* What you are asked to do: Your task is to transcribe all of the data below exactly, omitting the images.
:::
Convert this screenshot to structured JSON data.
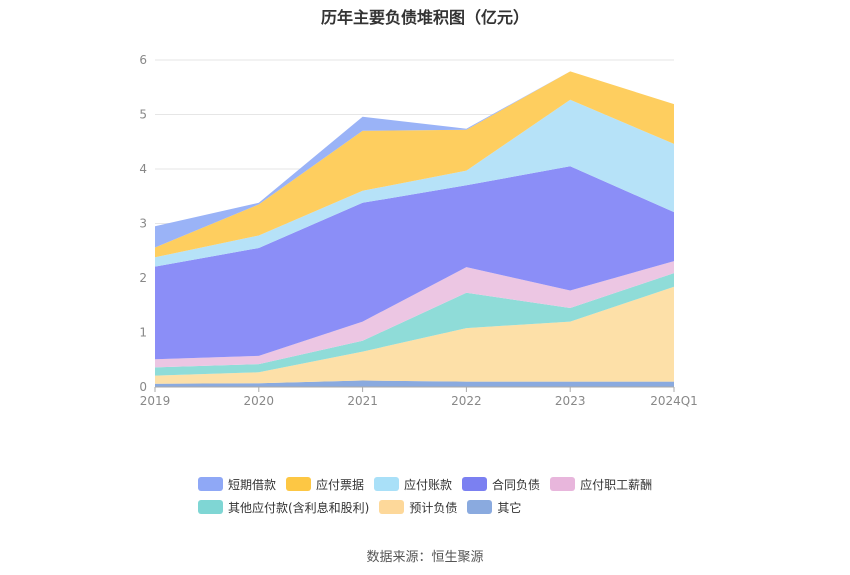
{
  "chart_data": {
    "type": "area",
    "stacked": true,
    "title": "历年主要负债堆积图（亿元）",
    "categories": [
      "2019",
      "2020",
      "2021",
      "2022",
      "2023",
      "2024Q1"
    ],
    "ylim": [
      0,
      6
    ],
    "yticks": [
      "0",
      "1",
      "2",
      "3",
      "4",
      "5",
      "6"
    ],
    "grid": true,
    "legend_position": "bottom",
    "series": [
      {
        "name": "其它",
        "color": "#8aaadf",
        "values": [
          0.06,
          0.07,
          0.12,
          0.1,
          0.1,
          0.1
        ]
      },
      {
        "name": "预计负债",
        "color": "#fde0a8",
        "values": [
          0.15,
          0.2,
          0.53,
          0.98,
          1.1,
          1.74
        ]
      },
      {
        "name": "其他应付款(含利息和股利)",
        "color": "#8fdcd8",
        "values": [
          0.15,
          0.15,
          0.2,
          0.65,
          0.25,
          0.25
        ]
      },
      {
        "name": "应付职工薪酬",
        "color": "#ecc6e3",
        "values": [
          0.15,
          0.15,
          0.35,
          0.47,
          0.32,
          0.22
        ]
      },
      {
        "name": "合同负债",
        "color": "#8b8ef7",
        "values": [
          1.7,
          1.98,
          2.18,
          1.5,
          2.28,
          0.9
        ]
      },
      {
        "name": "应付账款",
        "color": "#b6e2f8",
        "values": [
          0.17,
          0.23,
          0.22,
          0.27,
          1.22,
          1.25
        ]
      },
      {
        "name": "应付票据",
        "color": "#fece5f",
        "values": [
          0.18,
          0.57,
          1.1,
          0.75,
          0.52,
          0.73
        ]
      },
      {
        "name": "短期借款",
        "color": "#9ab3f7",
        "values": [
          0.39,
          0.03,
          0.26,
          0.02,
          0.0,
          0.0
        ]
      }
    ]
  },
  "legend": {
    "rows": [
      [
        {
          "label": "短期借款",
          "color": "#8fa8f6"
        },
        {
          "label": "应付票据",
          "color": "#fdc744"
        },
        {
          "label": "应付账款",
          "color": "#a9e0f8"
        },
        {
          "label": "合同负债",
          "color": "#7b80f1"
        },
        {
          "label": "应付职工薪酬",
          "color": "#e8b6dc"
        }
      ],
      [
        {
          "label": "其他应付款(含利息和股利)",
          "color": "#7fd6d4"
        },
        {
          "label": "预计负债",
          "color": "#fdd89a"
        },
        {
          "label": "其它",
          "color": "#8aaadf"
        }
      ]
    ]
  },
  "source": "数据来源：恒生聚源"
}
:::
* Final result:
Convert this screenshot to structured JSON data.
{
  "chart_data": {
    "type": "area",
    "stacked": true,
    "title": "历年主要负债堆积图（亿元）",
    "categories": [
      "2019",
      "2020",
      "2021",
      "2022",
      "2023",
      "2024Q1"
    ],
    "ylim": [
      0,
      6
    ],
    "yticks": [
      "0",
      "1",
      "2",
      "3",
      "4",
      "5",
      "6"
    ],
    "grid": true,
    "legend_position": "bottom",
    "series": [
      {
        "name": "其它",
        "color": "#8aaadf",
        "values": [
          0.06,
          0.07,
          0.12,
          0.1,
          0.1,
          0.1
        ]
      },
      {
        "name": "预计负债",
        "color": "#fde0a8",
        "values": [
          0.15,
          0.2,
          0.53,
          0.98,
          1.1,
          1.74
        ]
      },
      {
        "name": "其他应付款(含利息和股利)",
        "color": "#8fdcd8",
        "values": [
          0.15,
          0.15,
          0.2,
          0.65,
          0.25,
          0.25
        ]
      },
      {
        "name": "应付职工薪酬",
        "color": "#ecc6e3",
        "values": [
          0.15,
          0.15,
          0.35,
          0.47,
          0.32,
          0.22
        ]
      },
      {
        "name": "合同负债",
        "color": "#8b8ef7",
        "values": [
          1.7,
          1.98,
          2.18,
          1.5,
          2.28,
          0.9
        ]
      },
      {
        "name": "应付账款",
        "color": "#b6e2f8",
        "values": [
          0.17,
          0.23,
          0.22,
          0.27,
          1.22,
          1.25
        ]
      },
      {
        "name": "应付票据",
        "color": "#fece5f",
        "values": [
          0.18,
          0.57,
          1.1,
          0.75,
          0.52,
          0.73
        ]
      },
      {
        "name": "短期借款",
        "color": "#9ab3f7",
        "values": [
          0.39,
          0.03,
          0.26,
          0.02,
          0.0,
          0.0
        ]
      }
    ]
  },
  "legend": {
    "rows": [
      [
        {
          "label": "短期借款",
          "color": "#8fa8f6"
        },
        {
          "label": "应付票据",
          "color": "#fdc744"
        },
        {
          "label": "应付账款",
          "color": "#a9e0f8"
        },
        {
          "label": "合同负债",
          "color": "#7b80f1"
        },
        {
          "label": "应付职工薪酬",
          "color": "#e8b6dc"
        }
      ],
      [
        {
          "label": "其他应付款(含利息和股利)",
          "color": "#7fd6d4"
        },
        {
          "label": "预计负债",
          "color": "#fdd89a"
        },
        {
          "label": "其它",
          "color": "#8aaadf"
        }
      ]
    ]
  },
  "source": "数据来源：恒生聚源"
}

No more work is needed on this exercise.